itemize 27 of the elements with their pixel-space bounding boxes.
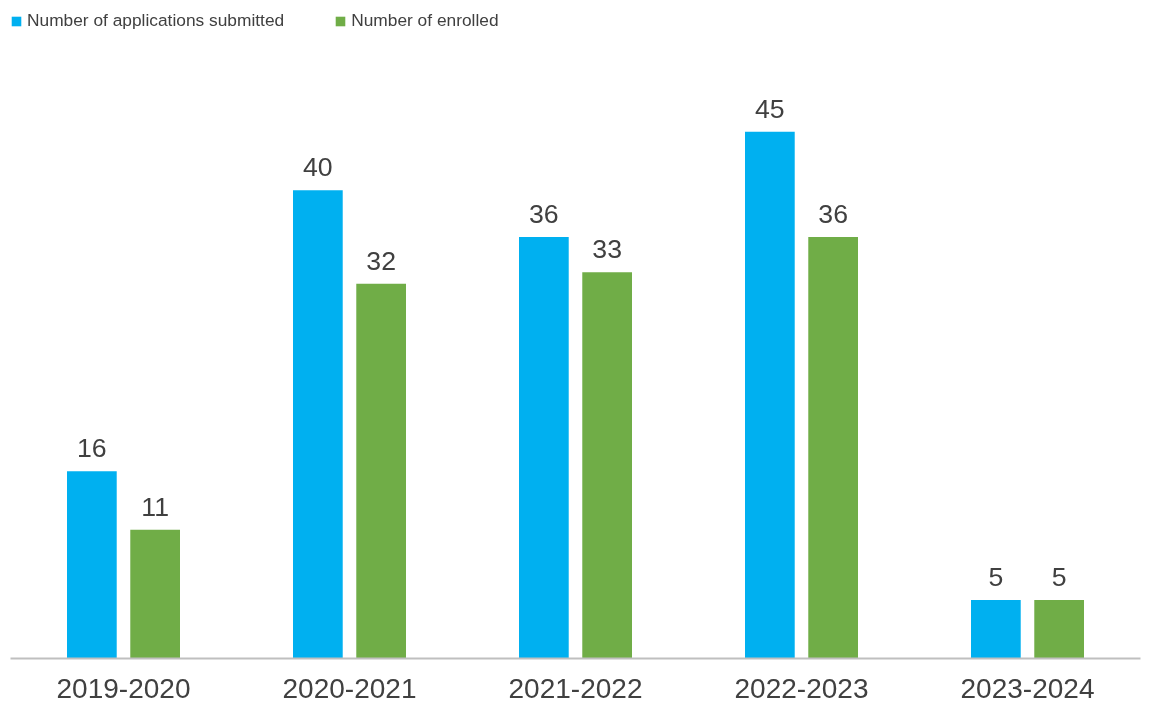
- x-tick-label: 2020-2021: [282, 672, 417, 704]
- data-label: 5: [1051, 561, 1067, 592]
- bar: [745, 131, 795, 659]
- x-tick-label: 2019-2020: [56, 672, 191, 704]
- legend-label: Number of applications submitted: [27, 10, 285, 31]
- x-tick-label: 2021-2022: [508, 672, 643, 704]
- bar: [130, 529, 180, 659]
- data-label: 40: [303, 152, 333, 183]
- data-label: 5: [988, 561, 1004, 592]
- data-label: 33: [592, 234, 622, 265]
- data-label: 32: [366, 245, 396, 276]
- bar: [971, 599, 1021, 659]
- bar: [808, 237, 858, 659]
- legend-label: Number of enrolled: [351, 10, 499, 31]
- bar: [582, 272, 632, 659]
- bar: [67, 471, 117, 659]
- bar: [519, 237, 569, 659]
- x-tick-label: 2022-2023: [734, 672, 869, 704]
- bar: [1034, 599, 1084, 659]
- data-label: 45: [755, 93, 785, 124]
- data-label: 36: [818, 199, 848, 230]
- data-label: 16: [77, 433, 107, 464]
- bar: [293, 190, 343, 659]
- data-label: 11: [141, 491, 169, 522]
- x-tick-label: 2023-2024: [960, 672, 1095, 704]
- data-label: 36: [529, 199, 559, 230]
- bar: [356, 283, 406, 659]
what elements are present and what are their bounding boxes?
- - - - -
REQUIRED TASK:
Copy everything from the line containing "- x-tick-label: 2020-2021: [282, 672, 417, 704]" down to the end of the records, both ends included, with each line reproduced unchanged.

ANSWER IN FULL:
- x-tick-label: 2020-2021: [282, 672, 417, 704]
- data-label: 5: [1051, 561, 1067, 592]
- bar: [745, 131, 795, 659]
- x-tick-label: 2019-2020: [56, 672, 191, 704]
- legend-label: Number of applications submitted: [27, 10, 285, 31]
- x-tick-label: 2021-2022: [508, 672, 643, 704]
- bar: [130, 529, 180, 659]
- data-label: 40: [303, 152, 333, 183]
- data-label: 5: [988, 561, 1004, 592]
- data-label: 33: [592, 234, 622, 265]
- data-label: 32: [366, 245, 396, 276]
- bar: [971, 599, 1021, 659]
- bar: [808, 237, 858, 659]
- legend-label: Number of enrolled: [351, 10, 499, 31]
- bar: [582, 272, 632, 659]
- bar: [67, 471, 117, 659]
- bar: [519, 237, 569, 659]
- x-tick-label: 2022-2023: [734, 672, 869, 704]
- bar: [1034, 599, 1084, 659]
- data-label: 45: [755, 93, 785, 124]
- data-label: 36: [818, 199, 848, 230]
- data-label: 16: [77, 433, 107, 464]
- bar: [293, 190, 343, 659]
- data-label: 11: [141, 491, 169, 522]
- x-tick-label: 2023-2024: [960, 672, 1095, 704]
- data-label: 36: [529, 199, 559, 230]
- bar: [356, 283, 406, 659]
what elements are present and what are their bounding boxes?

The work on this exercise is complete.